• _Given exercise_
Of all the lines in the material, how many contain the word "page"? State the number alone.

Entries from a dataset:
:::::

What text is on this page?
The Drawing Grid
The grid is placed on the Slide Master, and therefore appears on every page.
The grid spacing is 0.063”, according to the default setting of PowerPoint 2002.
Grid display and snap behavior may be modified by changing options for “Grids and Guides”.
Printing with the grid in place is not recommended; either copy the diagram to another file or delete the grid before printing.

:::::

• _Task output_
2